### THE PROBLEM
Reproduce all of the data exactly.

### DATA ROWS
+ + + +

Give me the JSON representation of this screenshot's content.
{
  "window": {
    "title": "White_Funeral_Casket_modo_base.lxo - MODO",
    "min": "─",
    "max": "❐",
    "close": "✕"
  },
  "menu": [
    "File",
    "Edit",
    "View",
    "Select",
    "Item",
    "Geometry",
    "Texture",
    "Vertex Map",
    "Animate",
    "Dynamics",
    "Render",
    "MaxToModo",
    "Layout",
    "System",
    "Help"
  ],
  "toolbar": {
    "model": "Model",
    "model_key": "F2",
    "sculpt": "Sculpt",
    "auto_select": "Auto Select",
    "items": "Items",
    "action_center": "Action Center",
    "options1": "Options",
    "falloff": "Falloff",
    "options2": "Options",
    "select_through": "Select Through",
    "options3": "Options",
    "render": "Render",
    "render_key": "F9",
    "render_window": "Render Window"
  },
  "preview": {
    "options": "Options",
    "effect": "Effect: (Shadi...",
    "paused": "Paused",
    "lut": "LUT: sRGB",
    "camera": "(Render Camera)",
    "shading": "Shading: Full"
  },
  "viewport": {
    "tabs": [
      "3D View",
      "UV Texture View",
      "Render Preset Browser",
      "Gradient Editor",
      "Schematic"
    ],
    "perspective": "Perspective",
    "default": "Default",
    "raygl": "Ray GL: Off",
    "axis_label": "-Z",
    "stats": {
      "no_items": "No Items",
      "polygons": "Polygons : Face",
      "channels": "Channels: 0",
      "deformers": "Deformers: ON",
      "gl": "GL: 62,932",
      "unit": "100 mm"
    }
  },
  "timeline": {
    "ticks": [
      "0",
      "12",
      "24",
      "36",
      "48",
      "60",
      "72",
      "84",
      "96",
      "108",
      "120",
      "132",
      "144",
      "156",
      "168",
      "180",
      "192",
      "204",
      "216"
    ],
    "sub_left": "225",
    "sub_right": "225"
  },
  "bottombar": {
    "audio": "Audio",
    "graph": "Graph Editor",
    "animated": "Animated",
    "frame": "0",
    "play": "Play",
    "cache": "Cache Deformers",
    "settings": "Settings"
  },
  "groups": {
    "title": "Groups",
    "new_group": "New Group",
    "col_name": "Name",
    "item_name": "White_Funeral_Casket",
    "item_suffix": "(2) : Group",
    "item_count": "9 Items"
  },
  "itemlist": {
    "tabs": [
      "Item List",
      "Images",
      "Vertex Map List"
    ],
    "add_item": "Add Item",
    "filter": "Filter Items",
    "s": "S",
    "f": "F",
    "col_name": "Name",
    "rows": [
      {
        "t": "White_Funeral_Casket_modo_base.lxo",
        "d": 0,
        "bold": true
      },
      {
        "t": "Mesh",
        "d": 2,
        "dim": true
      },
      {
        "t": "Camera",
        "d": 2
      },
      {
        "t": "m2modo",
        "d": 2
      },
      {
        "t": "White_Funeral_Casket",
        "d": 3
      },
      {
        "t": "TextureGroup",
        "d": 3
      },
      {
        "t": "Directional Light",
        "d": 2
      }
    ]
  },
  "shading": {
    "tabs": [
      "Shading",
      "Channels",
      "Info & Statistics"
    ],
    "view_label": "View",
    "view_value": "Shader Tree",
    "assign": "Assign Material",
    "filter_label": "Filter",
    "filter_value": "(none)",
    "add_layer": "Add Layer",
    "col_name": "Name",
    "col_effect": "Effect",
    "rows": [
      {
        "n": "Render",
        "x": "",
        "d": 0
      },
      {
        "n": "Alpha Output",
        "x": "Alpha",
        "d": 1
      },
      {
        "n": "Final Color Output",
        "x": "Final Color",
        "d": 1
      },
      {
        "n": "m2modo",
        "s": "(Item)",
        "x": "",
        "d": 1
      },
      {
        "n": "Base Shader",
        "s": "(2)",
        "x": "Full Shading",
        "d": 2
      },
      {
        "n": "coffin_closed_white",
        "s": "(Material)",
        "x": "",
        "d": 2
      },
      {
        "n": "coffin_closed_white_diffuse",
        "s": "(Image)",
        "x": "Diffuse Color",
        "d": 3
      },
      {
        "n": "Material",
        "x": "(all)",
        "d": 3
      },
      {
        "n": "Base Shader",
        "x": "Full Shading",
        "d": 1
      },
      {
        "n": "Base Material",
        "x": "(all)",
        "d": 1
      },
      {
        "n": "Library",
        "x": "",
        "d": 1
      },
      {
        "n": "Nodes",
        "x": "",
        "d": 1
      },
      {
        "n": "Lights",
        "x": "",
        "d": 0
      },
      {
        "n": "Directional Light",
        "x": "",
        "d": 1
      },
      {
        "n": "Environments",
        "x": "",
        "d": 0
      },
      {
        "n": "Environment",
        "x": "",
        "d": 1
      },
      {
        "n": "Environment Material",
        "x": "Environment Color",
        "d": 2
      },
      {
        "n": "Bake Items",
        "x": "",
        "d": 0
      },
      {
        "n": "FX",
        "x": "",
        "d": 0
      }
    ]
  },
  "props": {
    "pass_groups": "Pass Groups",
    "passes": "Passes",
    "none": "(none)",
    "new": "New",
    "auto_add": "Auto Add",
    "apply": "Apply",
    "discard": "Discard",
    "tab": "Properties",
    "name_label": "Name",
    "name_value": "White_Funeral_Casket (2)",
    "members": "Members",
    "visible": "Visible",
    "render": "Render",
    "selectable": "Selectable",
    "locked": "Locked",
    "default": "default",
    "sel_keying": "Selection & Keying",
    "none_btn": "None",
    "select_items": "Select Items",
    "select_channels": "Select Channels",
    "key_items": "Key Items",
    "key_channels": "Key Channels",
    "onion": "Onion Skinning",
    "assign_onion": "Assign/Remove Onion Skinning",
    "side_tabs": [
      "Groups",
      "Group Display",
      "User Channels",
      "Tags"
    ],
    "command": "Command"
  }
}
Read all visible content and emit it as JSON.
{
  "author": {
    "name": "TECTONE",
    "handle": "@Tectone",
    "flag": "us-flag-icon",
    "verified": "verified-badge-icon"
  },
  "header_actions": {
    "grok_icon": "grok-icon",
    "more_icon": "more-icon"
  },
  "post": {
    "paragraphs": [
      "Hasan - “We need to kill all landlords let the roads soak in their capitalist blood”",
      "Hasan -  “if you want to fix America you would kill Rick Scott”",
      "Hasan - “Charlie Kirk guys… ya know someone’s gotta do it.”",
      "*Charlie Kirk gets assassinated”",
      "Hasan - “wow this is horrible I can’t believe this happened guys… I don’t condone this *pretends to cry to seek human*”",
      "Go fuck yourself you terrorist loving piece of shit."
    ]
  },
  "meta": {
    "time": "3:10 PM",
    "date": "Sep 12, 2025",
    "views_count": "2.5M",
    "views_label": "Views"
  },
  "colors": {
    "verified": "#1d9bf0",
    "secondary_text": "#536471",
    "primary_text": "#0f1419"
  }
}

+ + + +

### SOLVED PROBLEM
Give me the JSON representation of this screenshot's content.
{
  "window": {
    "title": "White_Funeral_Casket_modo_base.lxo - MODO",
    "min": "─",
    "max": "❐",
    "close": "✕"
  },
  "menu": [
    "File",
    "Edit",
    "View",
    "Select",
    "Item",
    "Geometry",
    "Texture",
    "Vertex Map",
    "Animate",
    "Dynamics",
    "Render",
    "MaxToModo",
    "Layout",
    "System",
    "Help"
  ],
  "toolbar": {
    "model": "Model",
    "model_key": "F2",
    "sculpt": "Sculpt",
    "auto_select": "Auto Select",
    "items": "Items",
    "action_center": "Action Center",
    "options1": "Options",
    "falloff": "Falloff",
    "options2": "Options",
    "select_through": "Select Through",
    "options3": "Options",
    "render": "Render",
    "render_key": "F9",
    "render_window": "Render Window"
  },
  "preview": {
    "options": "Options",
    "effect": "Effect: (Shadi...",
    "paused": "Paused",
    "lut": "LUT: sRGB",
    "camera": "(Render Camera)",
    "shading": "Shading: Full"
  },
  "viewport": {
    "tabs": [
      "3D View",
      "UV Texture View",
      "Render Preset Browser",
      "Gradient Editor",
      "Schematic"
    ],
    "perspective": "Perspective",
    "default": "Default",
    "raygl": "Ray GL: Off",
    "axis_label": "-Z",
    "stats": {
      "no_items": "No Items",
      "polygons": "Polygons : Face",
      "channels": "Channels: 0",
      "deformers": "Deformers: ON",
      "gl": "GL: 62,932",
      "unit": "100 mm"
    }
  },
  "timeline": {
    "ticks": [
      "0",
      "12",
      "24",
      "36",
      "48",
      "60",
      "72",
      "84",
      "96",
      "108",
      "120",
      "132",
      "144",
      "156",
      "168",
      "180",
      "192",
      "204",
      "216"
    ],
    "sub_left": "225",
    "sub_right": "225"
  },
  "bottombar": {
    "audio": "Audio",
    "graph": "Graph Editor",
    "animated": "Animated",
    "frame": "0",
    "play": "Play",
    "cache": "Cache Deformers",
    "settings": "Settings"
  },
  "groups": {
    "title": "Groups",
    "new_group": "New Group",
    "col_name": "Name",
    "item_name": "White_Funeral_Casket",
    "item_suffix": "(2) : Group",
    "item_count": "9 Items"
  },
  "itemlist": {
    "tabs": [
      "Item List",
      "Images",
      "Vertex Map List"
    ],
    "add_item": "Add Item",
    "filter": "Filter Items",
    "s": "S",
    "f": "F",
    "col_name": "Name",
    "rows": [
      {
        "t": "White_Funeral_Casket_modo_base.lxo",
        "d": 0,
        "bold": true
      },
      {
        "t": "Mesh",
        "d": 2,
        "dim": true
      },
      {
        "t": "Camera",
        "d": 2
      },
      {
        "t": "m2modo",
        "d": 2
      },
      {
        "t": "White_Funeral_Casket",
        "d": 3
      },
      {
        "t": "TextureGroup",
        "d": 3
      },
      {
        "t": "Directional Light",
        "d": 2
      }
    ]
  },
  "shading": {
    "tabs": [
      "Shading",
      "Channels",
      "Info & Statistics"
    ],
    "view_label": "View",
    "view_value": "Shader Tree",
    "assign": "Assign Material",
    "filter_label": "Filter",
    "filter_value": "(none)",
    "add_layer": "Add Layer",
    "col_name": "Name",
    "col_effect": "Effect",
    "rows": [
      {
        "n": "Render",
        "x": "",
        "d": 0
      },
      {
        "n": "Alpha Output",
        "x": "Alpha",
        "d": 1
      },
      {
        "n": "Final Color Output",
        "x": "Final Color",
        "d": 1
      },
      {
        "n": "m2modo",
        "s": "(Item)",
        "x": "",
        "d": 1
      },
      {
        "n": "Base Shader",
        "s": "(2)",
        "x": "Full Shading",
        "d": 2
      },
      {
        "n": "coffin_closed_white",
        "s": "(Material)",
        "x": "",
        "d": 2
      },
      {
        "n": "coffin_closed_white_diffuse",
        "s": "(Image)",
        "x": "Diffuse Color",
        "d": 3
      },
      {
        "n": "Material",
        "x": "(all)",
        "d": 3
      },
      {
        "n": "Base Shader",
        "x": "Full Shading",
        "d": 1
      },
      {
        "n": "Base Material",
        "x": "(all)",
        "d": 1
      },
      {
        "n": "Library",
        "x": "",
        "d": 1
      },
      {
        "n": "Nodes",
        "x": "",
        "d": 1
      },
      {
        "n": "Lights",
        "x": "",
        "d": 0
      },
      {
        "n": "Directional Light",
        "x": "",
        "d": 1
      },
      {
        "n": "Environments",
        "x": "",
        "d": 0
      },
      {
        "n": "Environment",
        "x": "",
        "d": 1
      },
      {
        "n": "Environment Material",
        "x": "Environment Color",
        "d": 2
      },
      {
        "n": "Bake Items",
        "x": "",
        "d": 0
      },
      {
        "n": "FX",
        "x": "",
        "d": 0
      }
    ]
  },
  "props": {
    "pass_groups": "Pass Groups",
    "passes": "Passes",
    "none": "(none)",
    "new": "New",
    "auto_add": "Auto Add",
    "apply": "Apply",
    "discard": "Discard",
    "tab": "Properties",
    "name_label": "Name",
    "name_value": "White_Funeral_Casket (2)",
    "members": "Members",
    "visible": "Visible",
    "render": "Render",
    "selectable": "Selectable",
    "locked": "Locked",
    "default": "default",
    "sel_keying": "Selection & Keying",
    "none_btn": "None",
    "select_items": "Select Items",
    "select_channels": "Select Channels",
    "key_items": "Key Items",
    "key_channels": "Key Channels",
    "onion": "Onion Skinning",
    "assign_onion": "Assign/Remove Onion Skinning",
    "side_tabs": [
      "Groups",
      "Group Display",
      "User Channels",
      "Tags"
    ],
    "command": "Command"
  }
}
Read all visible content and emit it as JSON.
{
  "author": {
    "name": "TECTONE",
    "handle": "@Tectone",
    "flag": "us-flag-icon",
    "verified": "verified-badge-icon"
  },
  "header_actions": {
    "grok_icon": "grok-icon",
    "more_icon": "more-icon"
  },
  "post": {
    "paragraphs": [
      "Hasan - “We need to kill all landlords let the roads soak in their capitalist blood”",
      "Hasan -  “if you want to fix America you would kill Rick Scott”",
      "Hasan - “Charlie Kirk guys… ya know someone’s gotta do it.”",
      "*Charlie Kirk gets assassinated”",
      "Hasan - “wow this is horrible I can’t believe this happened guys… I don’t condone this *pretends to cry to seek human*”",
      "Go fuck yourself you terrorist loving piece of shit."
    ]
  },
  "meta": {
    "time": "3:10 PM",
    "date": "Sep 12, 2025",
    "views_count": "2.5M",
    "views_label": "Views"
  },
  "colors": {
    "verified": "#1d9bf0",
    "secondary_text": "#536471",
    "primary_text": "#0f1419"
  }
}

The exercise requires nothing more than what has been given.